> **PROBLEM TO SOLVE**:
From the entries below, extract every line that includes the word "JSON".
==== GIVEN INFORMATION ====
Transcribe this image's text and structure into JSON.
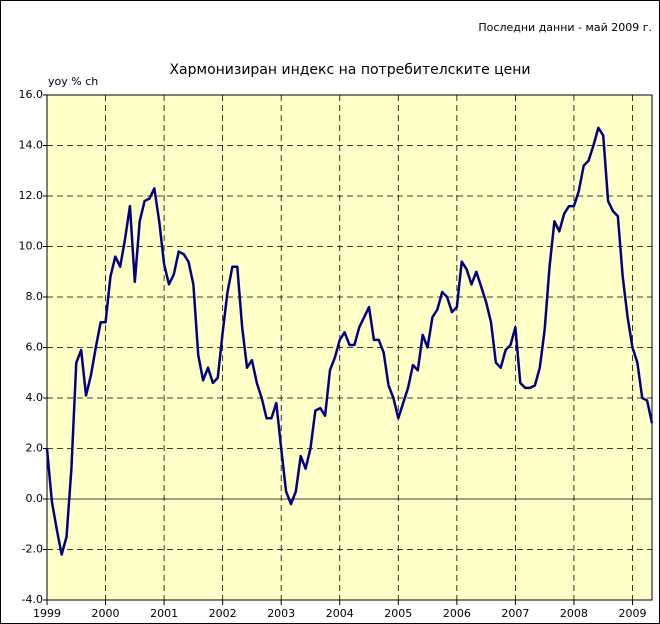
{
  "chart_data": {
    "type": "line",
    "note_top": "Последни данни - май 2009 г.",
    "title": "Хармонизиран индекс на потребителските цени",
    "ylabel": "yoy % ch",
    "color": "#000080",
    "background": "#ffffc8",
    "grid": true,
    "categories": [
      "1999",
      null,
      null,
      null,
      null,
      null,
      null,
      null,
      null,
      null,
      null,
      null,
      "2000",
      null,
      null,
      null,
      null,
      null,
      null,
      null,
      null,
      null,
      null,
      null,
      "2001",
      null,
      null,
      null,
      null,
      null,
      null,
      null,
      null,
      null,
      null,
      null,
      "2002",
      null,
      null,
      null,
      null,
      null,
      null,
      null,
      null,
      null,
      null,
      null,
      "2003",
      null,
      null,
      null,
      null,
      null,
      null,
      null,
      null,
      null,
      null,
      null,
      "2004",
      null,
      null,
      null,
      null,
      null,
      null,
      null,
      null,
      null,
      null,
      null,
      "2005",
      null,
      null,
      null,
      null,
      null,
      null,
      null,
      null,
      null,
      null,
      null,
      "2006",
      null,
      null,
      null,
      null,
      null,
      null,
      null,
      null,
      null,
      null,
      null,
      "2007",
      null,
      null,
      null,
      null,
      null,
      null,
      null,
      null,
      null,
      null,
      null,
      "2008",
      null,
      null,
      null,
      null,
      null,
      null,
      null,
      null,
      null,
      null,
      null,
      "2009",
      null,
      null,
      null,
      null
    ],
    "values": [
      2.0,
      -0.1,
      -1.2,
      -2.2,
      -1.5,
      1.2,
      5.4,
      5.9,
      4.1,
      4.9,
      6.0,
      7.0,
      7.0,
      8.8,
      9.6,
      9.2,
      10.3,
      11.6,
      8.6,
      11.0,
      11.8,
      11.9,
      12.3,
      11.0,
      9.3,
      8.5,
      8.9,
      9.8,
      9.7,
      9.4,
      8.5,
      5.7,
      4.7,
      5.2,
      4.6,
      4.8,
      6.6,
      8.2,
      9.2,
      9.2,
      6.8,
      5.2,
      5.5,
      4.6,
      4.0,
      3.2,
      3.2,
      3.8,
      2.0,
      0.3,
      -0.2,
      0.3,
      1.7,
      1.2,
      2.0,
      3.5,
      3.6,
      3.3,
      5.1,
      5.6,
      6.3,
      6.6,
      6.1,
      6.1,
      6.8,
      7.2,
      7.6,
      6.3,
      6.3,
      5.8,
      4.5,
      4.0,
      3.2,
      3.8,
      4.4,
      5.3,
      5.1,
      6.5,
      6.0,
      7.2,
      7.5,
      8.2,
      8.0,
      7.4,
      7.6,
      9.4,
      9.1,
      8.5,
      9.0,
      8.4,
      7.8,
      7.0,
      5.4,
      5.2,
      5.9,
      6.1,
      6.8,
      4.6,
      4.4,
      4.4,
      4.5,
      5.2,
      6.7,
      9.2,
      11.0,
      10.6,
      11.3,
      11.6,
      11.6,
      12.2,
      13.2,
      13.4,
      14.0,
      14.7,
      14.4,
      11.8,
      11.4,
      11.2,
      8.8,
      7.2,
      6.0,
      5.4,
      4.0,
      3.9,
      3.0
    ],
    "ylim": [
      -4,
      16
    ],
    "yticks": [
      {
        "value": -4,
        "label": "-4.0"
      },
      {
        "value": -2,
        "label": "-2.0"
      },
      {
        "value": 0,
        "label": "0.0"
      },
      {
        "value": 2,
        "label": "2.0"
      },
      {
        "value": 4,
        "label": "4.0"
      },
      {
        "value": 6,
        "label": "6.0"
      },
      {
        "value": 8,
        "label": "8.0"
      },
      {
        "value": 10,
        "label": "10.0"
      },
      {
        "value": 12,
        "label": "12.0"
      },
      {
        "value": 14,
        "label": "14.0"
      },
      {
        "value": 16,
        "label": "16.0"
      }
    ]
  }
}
====
==== GIVEN INFORMATION ====
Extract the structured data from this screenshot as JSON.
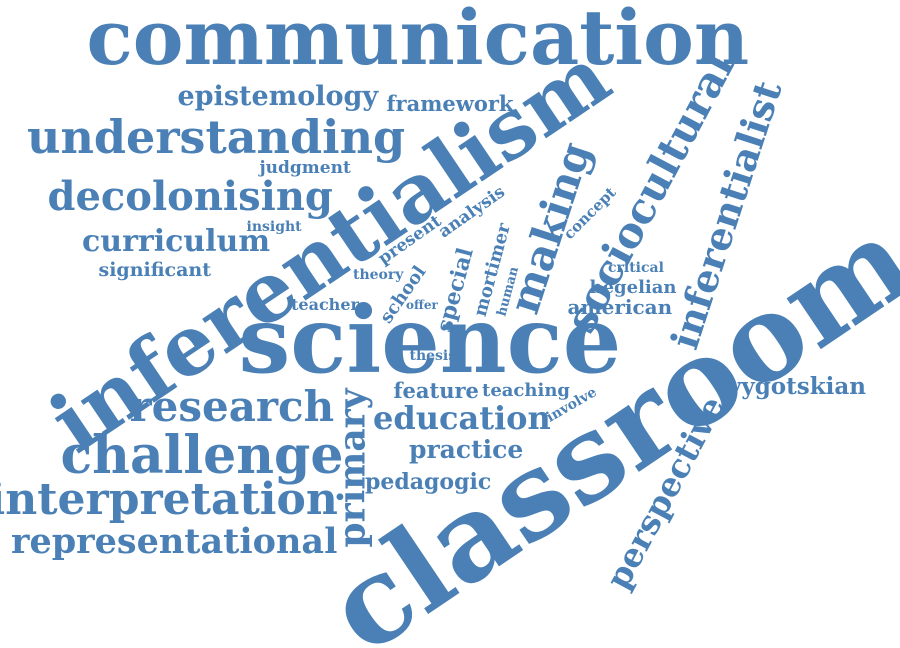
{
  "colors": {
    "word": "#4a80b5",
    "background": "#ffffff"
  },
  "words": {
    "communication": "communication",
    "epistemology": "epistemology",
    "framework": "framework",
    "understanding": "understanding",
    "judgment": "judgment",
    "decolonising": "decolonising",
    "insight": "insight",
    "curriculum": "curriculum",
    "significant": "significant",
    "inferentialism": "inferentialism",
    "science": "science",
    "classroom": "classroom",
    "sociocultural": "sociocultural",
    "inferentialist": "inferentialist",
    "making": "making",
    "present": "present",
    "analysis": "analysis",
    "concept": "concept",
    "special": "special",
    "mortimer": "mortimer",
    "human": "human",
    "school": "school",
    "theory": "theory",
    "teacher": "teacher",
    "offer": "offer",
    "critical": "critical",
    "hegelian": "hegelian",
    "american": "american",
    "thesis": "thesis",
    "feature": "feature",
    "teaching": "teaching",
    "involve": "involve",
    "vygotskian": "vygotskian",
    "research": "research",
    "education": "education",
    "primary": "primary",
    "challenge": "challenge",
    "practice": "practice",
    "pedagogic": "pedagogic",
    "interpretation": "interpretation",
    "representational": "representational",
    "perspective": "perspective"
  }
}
====
> **EXERCISE RESPONSE**:
Transcribe this image's text and structure into JSON.
Extract the structured data from this screenshot as JSON.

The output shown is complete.